Output every line of the material exactly, omitting images.

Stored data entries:
- - - - - - -
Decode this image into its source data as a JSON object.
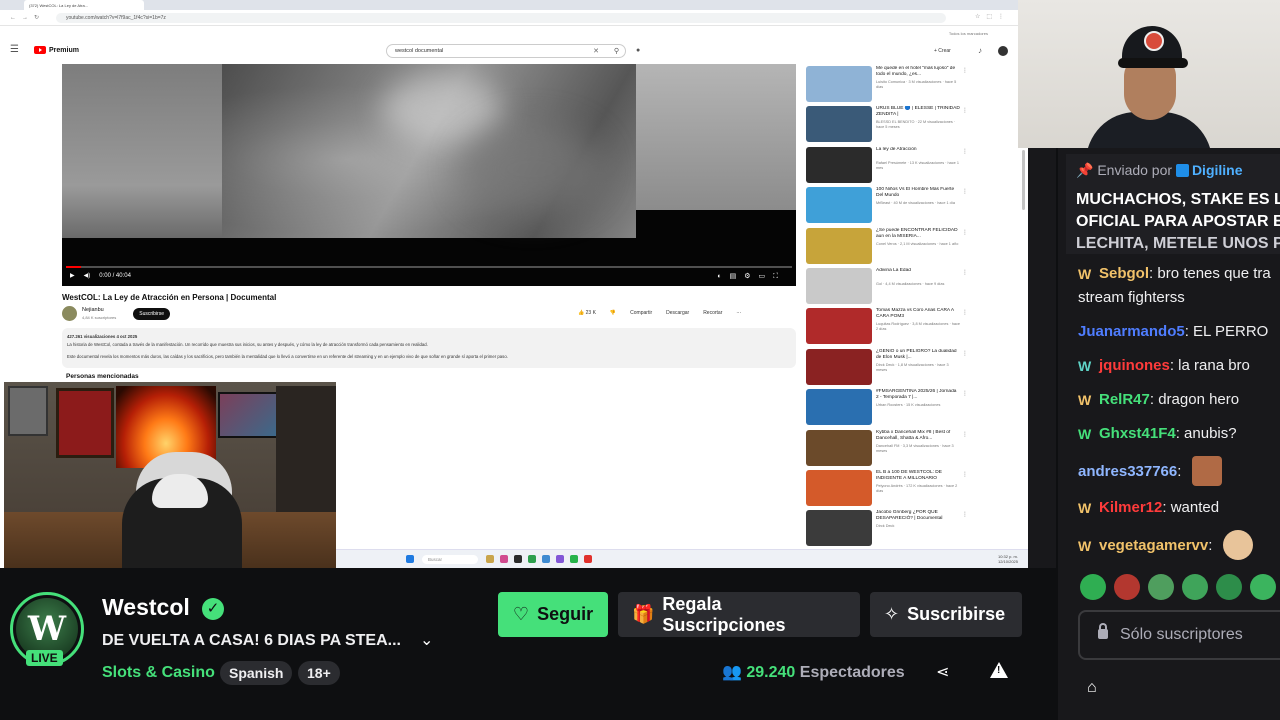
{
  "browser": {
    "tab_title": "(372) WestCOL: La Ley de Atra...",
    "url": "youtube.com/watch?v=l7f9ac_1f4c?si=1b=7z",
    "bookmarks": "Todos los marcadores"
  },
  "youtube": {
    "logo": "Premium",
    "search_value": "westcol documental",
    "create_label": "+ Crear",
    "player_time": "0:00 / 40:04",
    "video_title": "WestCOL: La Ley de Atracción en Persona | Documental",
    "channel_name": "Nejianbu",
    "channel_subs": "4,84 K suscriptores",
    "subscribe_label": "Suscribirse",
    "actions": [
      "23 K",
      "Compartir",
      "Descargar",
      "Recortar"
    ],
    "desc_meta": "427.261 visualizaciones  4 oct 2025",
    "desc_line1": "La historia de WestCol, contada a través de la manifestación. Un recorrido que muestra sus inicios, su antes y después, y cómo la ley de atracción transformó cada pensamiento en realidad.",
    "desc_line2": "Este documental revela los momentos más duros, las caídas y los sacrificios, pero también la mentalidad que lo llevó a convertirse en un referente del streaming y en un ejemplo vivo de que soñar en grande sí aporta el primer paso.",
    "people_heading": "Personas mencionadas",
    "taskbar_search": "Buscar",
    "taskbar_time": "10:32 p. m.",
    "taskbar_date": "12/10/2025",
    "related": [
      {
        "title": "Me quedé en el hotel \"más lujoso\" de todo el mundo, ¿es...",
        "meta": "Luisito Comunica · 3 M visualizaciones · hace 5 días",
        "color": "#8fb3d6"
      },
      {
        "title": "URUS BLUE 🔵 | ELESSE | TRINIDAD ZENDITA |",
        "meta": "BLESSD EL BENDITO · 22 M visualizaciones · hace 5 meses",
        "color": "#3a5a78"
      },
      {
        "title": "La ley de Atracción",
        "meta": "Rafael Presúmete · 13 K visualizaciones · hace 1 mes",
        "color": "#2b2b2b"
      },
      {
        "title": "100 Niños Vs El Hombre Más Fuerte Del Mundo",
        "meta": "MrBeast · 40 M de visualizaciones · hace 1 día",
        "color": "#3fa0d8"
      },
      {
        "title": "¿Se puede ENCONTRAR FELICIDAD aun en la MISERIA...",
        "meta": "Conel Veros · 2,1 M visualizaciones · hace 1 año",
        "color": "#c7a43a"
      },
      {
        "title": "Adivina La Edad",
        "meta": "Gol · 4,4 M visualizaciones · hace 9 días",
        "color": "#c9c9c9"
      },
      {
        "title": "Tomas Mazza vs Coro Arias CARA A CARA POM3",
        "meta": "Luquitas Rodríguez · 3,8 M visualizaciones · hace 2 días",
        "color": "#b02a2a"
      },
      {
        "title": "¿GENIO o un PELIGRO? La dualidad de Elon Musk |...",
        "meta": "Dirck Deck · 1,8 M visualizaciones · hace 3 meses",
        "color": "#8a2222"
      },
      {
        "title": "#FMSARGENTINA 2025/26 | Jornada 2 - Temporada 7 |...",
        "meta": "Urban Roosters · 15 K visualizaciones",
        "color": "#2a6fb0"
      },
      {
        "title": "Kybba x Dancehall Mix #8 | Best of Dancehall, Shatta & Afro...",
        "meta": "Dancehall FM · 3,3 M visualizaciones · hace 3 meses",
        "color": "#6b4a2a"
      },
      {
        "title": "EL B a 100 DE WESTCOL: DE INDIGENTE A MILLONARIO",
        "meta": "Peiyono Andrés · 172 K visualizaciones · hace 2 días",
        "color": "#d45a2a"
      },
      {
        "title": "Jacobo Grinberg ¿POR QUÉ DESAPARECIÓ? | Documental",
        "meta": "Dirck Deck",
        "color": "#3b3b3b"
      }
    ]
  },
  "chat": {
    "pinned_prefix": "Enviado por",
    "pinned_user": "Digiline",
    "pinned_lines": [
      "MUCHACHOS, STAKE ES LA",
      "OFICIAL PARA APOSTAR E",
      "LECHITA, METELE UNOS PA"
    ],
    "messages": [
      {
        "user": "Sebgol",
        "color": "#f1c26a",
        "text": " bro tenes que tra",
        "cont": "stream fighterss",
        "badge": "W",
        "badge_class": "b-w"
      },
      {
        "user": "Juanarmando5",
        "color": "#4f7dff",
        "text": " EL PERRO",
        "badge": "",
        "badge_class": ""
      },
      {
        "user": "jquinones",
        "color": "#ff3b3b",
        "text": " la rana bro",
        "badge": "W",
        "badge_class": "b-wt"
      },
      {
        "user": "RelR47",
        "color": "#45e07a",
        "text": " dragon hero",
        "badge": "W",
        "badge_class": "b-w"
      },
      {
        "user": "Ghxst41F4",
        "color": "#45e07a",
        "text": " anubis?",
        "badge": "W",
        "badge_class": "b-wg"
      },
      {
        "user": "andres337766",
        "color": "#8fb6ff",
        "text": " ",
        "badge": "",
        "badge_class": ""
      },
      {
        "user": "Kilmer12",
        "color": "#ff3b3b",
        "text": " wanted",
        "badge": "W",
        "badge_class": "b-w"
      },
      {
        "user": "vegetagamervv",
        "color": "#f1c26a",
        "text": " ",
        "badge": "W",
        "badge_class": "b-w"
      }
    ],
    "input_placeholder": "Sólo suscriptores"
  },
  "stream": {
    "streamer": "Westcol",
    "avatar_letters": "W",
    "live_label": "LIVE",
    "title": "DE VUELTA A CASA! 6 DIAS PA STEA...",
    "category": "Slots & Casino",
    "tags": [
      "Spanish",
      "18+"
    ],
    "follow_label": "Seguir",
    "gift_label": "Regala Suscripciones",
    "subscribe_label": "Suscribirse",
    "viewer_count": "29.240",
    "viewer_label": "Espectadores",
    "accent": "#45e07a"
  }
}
- - - - - - -
### Finished exercise
Decode this image into its source data as a JSON object.
{
  "browser": {
    "tab_title": "(372) WestCOL: La Ley de Atra...",
    "url": "youtube.com/watch?v=l7f9ac_1f4c?si=1b=7z",
    "bookmarks": "Todos los marcadores"
  },
  "youtube": {
    "logo": "Premium",
    "search_value": "westcol documental",
    "create_label": "+ Crear",
    "player_time": "0:00 / 40:04",
    "video_title": "WestCOL: La Ley de Atracción en Persona | Documental",
    "channel_name": "Nejianbu",
    "channel_subs": "4,84 K suscriptores",
    "subscribe_label": "Suscribirse",
    "actions": [
      "23 K",
      "Compartir",
      "Descargar",
      "Recortar"
    ],
    "desc_meta": "427.261 visualizaciones  4 oct 2025",
    "desc_line1": "La historia de WestCol, contada a través de la manifestación. Un recorrido que muestra sus inicios, su antes y después, y cómo la ley de atracción transformó cada pensamiento en realidad.",
    "desc_line2": "Este documental revela los momentos más duros, las caídas y los sacrificios, pero también la mentalidad que lo llevó a convertirse en un referente del streaming y en un ejemplo vivo de que soñar en grande sí aporta el primer paso.",
    "people_heading": "Personas mencionadas",
    "taskbar_search": "Buscar",
    "taskbar_time": "10:32 p. m.",
    "taskbar_date": "12/10/2025",
    "related": [
      {
        "title": "Me quedé en el hotel \"más lujoso\" de todo el mundo, ¿es...",
        "meta": "Luisito Comunica · 3 M visualizaciones · hace 5 días",
        "color": "#8fb3d6"
      },
      {
        "title": "URUS BLUE 🔵 | ELESSE | TRINIDAD ZENDITA |",
        "meta": "BLESSD EL BENDITO · 22 M visualizaciones · hace 5 meses",
        "color": "#3a5a78"
      },
      {
        "title": "La ley de Atracción",
        "meta": "Rafael Presúmete · 13 K visualizaciones · hace 1 mes",
        "color": "#2b2b2b"
      },
      {
        "title": "100 Niños Vs El Hombre Más Fuerte Del Mundo",
        "meta": "MrBeast · 40 M de visualizaciones · hace 1 día",
        "color": "#3fa0d8"
      },
      {
        "title": "¿Se puede ENCONTRAR FELICIDAD aun en la MISERIA...",
        "meta": "Conel Veros · 2,1 M visualizaciones · hace 1 año",
        "color": "#c7a43a"
      },
      {
        "title": "Adivina La Edad",
        "meta": "Gol · 4,4 M visualizaciones · hace 9 días",
        "color": "#c9c9c9"
      },
      {
        "title": "Tomas Mazza vs Coro Arias CARA A CARA POM3",
        "meta": "Luquitas Rodríguez · 3,8 M visualizaciones · hace 2 días",
        "color": "#b02a2a"
      },
      {
        "title": "¿GENIO o un PELIGRO? La dualidad de Elon Musk |...",
        "meta": "Dirck Deck · 1,8 M visualizaciones · hace 3 meses",
        "color": "#8a2222"
      },
      {
        "title": "#FMSARGENTINA 2025/26 | Jornada 2 - Temporada 7 |...",
        "meta": "Urban Roosters · 15 K visualizaciones",
        "color": "#2a6fb0"
      },
      {
        "title": "Kybba x Dancehall Mix #8 | Best of Dancehall, Shatta & Afro...",
        "meta": "Dancehall FM · 3,3 M visualizaciones · hace 3 meses",
        "color": "#6b4a2a"
      },
      {
        "title": "EL B a 100 DE WESTCOL: DE INDIGENTE A MILLONARIO",
        "meta": "Peiyono Andrés · 172 K visualizaciones · hace 2 días",
        "color": "#d45a2a"
      },
      {
        "title": "Jacobo Grinberg ¿POR QUÉ DESAPARECIÓ? | Documental",
        "meta": "Dirck Deck",
        "color": "#3b3b3b"
      }
    ]
  },
  "chat": {
    "pinned_prefix": "Enviado por",
    "pinned_user": "Digiline",
    "pinned_lines": [
      "MUCHACHOS, STAKE ES LA",
      "OFICIAL PARA APOSTAR E",
      "LECHITA, METELE UNOS PA"
    ],
    "messages": [
      {
        "user": "Sebgol",
        "color": "#f1c26a",
        "text": " bro tenes que tra",
        "cont": "stream fighterss",
        "badge": "W",
        "badge_class": "b-w"
      },
      {
        "user": "Juanarmando5",
        "color": "#4f7dff",
        "text": " EL PERRO",
        "badge": "",
        "badge_class": ""
      },
      {
        "user": "jquinones",
        "color": "#ff3b3b",
        "text": " la rana bro",
        "badge": "W",
        "badge_class": "b-wt"
      },
      {
        "user": "RelR47",
        "color": "#45e07a",
        "text": " dragon hero",
        "badge": "W",
        "badge_class": "b-w"
      },
      {
        "user": "Ghxst41F4",
        "color": "#45e07a",
        "text": " anubis?",
        "badge": "W",
        "badge_class": "b-wg"
      },
      {
        "user": "andres337766",
        "color": "#8fb6ff",
        "text": " ",
        "badge": "",
        "badge_class": ""
      },
      {
        "user": "Kilmer12",
        "color": "#ff3b3b",
        "text": " wanted",
        "badge": "W",
        "badge_class": "b-w"
      },
      {
        "user": "vegetagamervv",
        "color": "#f1c26a",
        "text": " ",
        "badge": "W",
        "badge_class": "b-w"
      }
    ],
    "input_placeholder": "Sólo suscriptores"
  },
  "stream": {
    "streamer": "Westcol",
    "avatar_letters": "W",
    "live_label": "LIVE",
    "title": "DE VUELTA A CASA! 6 DIAS PA STEA...",
    "category": "Slots & Casino",
    "tags": [
      "Spanish",
      "18+"
    ],
    "follow_label": "Seguir",
    "gift_label": "Regala Suscripciones",
    "subscribe_label": "Suscribirse",
    "viewer_count": "29.240",
    "viewer_label": "Espectadores",
    "accent": "#45e07a"
  }
}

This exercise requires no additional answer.